→ Directive
Search the records for "stężenia". Copy every line where it appears.

→ Data lines
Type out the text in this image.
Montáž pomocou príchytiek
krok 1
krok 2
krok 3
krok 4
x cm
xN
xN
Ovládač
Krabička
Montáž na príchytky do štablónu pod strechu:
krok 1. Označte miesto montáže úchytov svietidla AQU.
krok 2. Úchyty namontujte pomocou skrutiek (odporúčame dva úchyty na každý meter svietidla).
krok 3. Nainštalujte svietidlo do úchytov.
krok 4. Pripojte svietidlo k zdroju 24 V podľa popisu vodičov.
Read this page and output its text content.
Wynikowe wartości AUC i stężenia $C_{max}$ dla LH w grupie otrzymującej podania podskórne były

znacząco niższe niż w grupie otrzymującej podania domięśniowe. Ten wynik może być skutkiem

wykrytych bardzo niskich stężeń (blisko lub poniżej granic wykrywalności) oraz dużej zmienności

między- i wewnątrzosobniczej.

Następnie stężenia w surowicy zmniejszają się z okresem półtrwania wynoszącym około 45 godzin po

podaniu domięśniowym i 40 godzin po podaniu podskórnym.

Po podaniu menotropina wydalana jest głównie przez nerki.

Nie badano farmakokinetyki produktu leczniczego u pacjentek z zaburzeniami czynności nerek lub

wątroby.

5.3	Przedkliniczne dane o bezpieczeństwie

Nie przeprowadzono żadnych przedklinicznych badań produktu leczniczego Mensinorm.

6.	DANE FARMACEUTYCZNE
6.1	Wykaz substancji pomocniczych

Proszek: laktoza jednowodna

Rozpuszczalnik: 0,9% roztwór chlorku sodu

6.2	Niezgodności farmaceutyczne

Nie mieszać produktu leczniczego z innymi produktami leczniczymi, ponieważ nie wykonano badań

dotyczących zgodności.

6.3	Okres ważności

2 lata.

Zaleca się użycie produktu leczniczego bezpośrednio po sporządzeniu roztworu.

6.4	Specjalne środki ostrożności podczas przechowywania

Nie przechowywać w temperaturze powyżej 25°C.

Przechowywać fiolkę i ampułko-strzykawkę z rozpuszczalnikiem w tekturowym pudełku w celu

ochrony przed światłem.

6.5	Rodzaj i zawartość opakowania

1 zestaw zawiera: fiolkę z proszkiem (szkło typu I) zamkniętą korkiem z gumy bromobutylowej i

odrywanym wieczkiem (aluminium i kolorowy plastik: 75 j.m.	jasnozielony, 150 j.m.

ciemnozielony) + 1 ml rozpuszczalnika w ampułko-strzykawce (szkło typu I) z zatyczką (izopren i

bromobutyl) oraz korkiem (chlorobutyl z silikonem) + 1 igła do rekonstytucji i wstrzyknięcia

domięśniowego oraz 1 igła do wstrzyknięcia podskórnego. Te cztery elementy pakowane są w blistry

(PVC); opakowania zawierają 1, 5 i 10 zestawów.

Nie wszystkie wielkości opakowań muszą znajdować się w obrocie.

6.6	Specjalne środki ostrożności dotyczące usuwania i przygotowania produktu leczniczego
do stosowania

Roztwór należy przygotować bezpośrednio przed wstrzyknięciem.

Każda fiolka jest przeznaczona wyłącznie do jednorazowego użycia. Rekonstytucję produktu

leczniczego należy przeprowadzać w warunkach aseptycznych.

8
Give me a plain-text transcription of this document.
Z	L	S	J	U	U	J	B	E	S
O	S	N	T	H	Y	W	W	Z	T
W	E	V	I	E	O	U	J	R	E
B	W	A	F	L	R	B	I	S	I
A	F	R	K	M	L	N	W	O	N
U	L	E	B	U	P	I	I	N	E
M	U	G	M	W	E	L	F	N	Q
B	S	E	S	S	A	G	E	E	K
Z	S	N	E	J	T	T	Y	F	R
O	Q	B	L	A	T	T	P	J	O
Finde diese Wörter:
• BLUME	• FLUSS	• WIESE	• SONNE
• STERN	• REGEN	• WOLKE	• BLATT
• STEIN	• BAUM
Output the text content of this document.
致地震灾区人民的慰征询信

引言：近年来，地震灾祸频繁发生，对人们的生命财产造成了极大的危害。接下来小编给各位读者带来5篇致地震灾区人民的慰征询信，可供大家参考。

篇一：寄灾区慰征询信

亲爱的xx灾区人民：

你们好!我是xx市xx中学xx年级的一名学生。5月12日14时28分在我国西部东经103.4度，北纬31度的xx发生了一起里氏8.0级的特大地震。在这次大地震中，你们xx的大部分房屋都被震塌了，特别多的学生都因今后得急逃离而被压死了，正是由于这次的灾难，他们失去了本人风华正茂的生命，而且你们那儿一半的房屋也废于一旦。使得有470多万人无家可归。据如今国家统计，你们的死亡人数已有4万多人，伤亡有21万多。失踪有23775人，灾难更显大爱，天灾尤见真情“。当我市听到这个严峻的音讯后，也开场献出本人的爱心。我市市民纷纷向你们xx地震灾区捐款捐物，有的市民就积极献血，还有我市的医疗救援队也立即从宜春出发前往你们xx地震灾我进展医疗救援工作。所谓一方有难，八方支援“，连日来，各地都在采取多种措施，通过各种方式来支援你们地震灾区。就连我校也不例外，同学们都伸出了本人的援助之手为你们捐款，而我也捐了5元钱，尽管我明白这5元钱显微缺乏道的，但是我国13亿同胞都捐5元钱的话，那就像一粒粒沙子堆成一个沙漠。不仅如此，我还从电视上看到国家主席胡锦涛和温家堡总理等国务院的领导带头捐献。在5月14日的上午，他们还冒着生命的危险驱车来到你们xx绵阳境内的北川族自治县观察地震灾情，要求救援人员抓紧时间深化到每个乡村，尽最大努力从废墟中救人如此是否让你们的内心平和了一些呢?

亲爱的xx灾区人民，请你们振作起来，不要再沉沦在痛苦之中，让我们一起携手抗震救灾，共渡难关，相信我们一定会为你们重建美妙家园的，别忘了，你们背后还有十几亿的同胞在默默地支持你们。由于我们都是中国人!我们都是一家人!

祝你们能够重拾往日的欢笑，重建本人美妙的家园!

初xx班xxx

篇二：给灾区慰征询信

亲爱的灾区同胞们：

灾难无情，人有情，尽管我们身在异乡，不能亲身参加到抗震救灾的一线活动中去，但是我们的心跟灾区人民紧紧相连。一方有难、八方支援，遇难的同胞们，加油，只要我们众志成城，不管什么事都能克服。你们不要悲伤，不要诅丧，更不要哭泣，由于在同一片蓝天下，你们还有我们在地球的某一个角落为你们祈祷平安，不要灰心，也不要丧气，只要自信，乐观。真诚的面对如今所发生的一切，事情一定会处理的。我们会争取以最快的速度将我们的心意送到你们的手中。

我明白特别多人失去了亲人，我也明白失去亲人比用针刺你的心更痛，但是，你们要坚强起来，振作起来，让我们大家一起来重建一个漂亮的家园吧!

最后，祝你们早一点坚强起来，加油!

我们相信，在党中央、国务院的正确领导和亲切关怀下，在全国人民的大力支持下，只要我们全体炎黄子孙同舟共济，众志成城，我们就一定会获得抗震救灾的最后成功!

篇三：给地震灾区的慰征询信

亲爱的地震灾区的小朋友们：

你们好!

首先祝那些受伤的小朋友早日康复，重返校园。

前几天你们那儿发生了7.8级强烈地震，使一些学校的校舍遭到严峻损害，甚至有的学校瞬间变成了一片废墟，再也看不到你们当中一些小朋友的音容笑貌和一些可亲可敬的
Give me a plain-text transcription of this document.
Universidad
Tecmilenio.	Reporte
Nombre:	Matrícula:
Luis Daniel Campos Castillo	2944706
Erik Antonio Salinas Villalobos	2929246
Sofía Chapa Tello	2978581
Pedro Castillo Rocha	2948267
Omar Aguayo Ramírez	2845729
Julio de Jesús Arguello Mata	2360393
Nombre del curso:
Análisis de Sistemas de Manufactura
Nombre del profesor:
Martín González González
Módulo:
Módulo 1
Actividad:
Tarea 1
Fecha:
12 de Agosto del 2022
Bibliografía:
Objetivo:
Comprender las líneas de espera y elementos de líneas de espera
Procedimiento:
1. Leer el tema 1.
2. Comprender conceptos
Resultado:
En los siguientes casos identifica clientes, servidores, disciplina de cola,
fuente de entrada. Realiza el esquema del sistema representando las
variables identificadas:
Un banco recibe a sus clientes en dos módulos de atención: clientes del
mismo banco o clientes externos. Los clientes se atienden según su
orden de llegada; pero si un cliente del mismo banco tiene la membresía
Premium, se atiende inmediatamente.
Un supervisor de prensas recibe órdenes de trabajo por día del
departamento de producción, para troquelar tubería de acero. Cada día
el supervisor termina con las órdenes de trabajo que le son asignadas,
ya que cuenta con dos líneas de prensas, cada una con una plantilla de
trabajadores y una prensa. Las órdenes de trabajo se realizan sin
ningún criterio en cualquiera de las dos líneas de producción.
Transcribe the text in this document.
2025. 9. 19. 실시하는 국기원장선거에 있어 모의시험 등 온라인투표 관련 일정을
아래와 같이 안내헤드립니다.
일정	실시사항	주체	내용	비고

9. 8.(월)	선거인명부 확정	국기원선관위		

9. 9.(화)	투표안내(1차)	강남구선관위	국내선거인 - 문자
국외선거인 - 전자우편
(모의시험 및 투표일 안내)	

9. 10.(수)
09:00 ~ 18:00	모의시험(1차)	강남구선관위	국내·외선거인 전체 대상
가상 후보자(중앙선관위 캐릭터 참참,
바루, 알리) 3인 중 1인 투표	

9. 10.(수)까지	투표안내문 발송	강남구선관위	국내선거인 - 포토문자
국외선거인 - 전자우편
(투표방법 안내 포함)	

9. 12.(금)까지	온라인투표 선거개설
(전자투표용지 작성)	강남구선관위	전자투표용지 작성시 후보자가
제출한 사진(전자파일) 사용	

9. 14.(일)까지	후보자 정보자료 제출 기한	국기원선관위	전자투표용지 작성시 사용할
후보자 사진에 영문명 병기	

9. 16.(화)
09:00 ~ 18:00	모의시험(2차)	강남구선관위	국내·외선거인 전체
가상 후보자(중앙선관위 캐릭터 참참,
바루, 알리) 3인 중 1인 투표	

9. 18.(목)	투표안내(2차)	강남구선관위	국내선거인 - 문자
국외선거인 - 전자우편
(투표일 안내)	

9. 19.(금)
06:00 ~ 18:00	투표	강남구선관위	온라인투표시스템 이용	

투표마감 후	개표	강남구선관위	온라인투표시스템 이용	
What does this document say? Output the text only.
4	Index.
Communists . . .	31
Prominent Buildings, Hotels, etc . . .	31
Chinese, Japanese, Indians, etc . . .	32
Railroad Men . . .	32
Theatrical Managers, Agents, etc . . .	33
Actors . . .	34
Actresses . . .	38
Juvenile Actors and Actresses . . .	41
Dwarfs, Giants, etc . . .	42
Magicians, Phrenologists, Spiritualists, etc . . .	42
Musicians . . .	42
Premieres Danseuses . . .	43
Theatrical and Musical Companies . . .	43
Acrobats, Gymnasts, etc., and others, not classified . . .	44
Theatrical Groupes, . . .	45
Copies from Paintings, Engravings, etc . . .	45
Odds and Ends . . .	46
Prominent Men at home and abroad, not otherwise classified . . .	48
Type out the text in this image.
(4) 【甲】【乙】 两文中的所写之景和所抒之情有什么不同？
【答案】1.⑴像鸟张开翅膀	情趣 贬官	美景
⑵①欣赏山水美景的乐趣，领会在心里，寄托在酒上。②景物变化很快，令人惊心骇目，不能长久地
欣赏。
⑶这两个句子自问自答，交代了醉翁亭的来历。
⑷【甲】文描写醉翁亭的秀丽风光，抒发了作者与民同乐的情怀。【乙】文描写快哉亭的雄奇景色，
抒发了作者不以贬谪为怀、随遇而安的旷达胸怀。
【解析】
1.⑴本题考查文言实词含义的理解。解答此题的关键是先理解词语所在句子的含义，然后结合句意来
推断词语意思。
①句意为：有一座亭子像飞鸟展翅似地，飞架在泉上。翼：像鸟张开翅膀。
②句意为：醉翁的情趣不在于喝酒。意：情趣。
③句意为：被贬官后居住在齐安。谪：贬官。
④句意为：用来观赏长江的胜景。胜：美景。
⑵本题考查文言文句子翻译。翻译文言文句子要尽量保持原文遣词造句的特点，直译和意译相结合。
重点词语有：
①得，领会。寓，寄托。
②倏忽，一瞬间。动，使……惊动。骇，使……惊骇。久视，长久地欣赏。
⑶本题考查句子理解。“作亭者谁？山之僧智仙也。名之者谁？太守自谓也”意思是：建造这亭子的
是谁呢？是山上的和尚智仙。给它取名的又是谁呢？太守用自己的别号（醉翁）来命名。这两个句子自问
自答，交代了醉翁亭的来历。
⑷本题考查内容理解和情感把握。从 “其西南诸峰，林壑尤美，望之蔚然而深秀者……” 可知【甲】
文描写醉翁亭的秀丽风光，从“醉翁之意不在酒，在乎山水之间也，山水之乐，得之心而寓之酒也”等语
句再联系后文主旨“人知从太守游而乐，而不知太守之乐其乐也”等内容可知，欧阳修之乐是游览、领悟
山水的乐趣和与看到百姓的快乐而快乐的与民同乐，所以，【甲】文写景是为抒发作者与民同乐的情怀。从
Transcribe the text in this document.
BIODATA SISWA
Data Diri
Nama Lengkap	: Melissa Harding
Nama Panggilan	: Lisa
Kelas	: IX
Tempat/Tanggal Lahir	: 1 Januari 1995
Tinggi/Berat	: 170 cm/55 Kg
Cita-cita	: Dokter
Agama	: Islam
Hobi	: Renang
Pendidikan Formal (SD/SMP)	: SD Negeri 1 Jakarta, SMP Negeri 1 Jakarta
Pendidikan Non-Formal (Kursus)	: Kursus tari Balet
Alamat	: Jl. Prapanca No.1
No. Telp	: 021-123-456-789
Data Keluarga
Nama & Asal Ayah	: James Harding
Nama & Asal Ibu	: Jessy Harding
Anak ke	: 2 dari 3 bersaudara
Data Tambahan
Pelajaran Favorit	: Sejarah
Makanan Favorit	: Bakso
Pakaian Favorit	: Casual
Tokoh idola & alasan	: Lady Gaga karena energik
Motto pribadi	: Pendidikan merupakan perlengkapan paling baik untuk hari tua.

→ Solved problem
Wynikowe wartości AUC i stężenia $C_{max}$ dla LH w grupie otrzymującej podania podskórne były
Następnie stężenia w surowicy zmniejszają się z okresem półtrwania wynoszącym około 45 godzin po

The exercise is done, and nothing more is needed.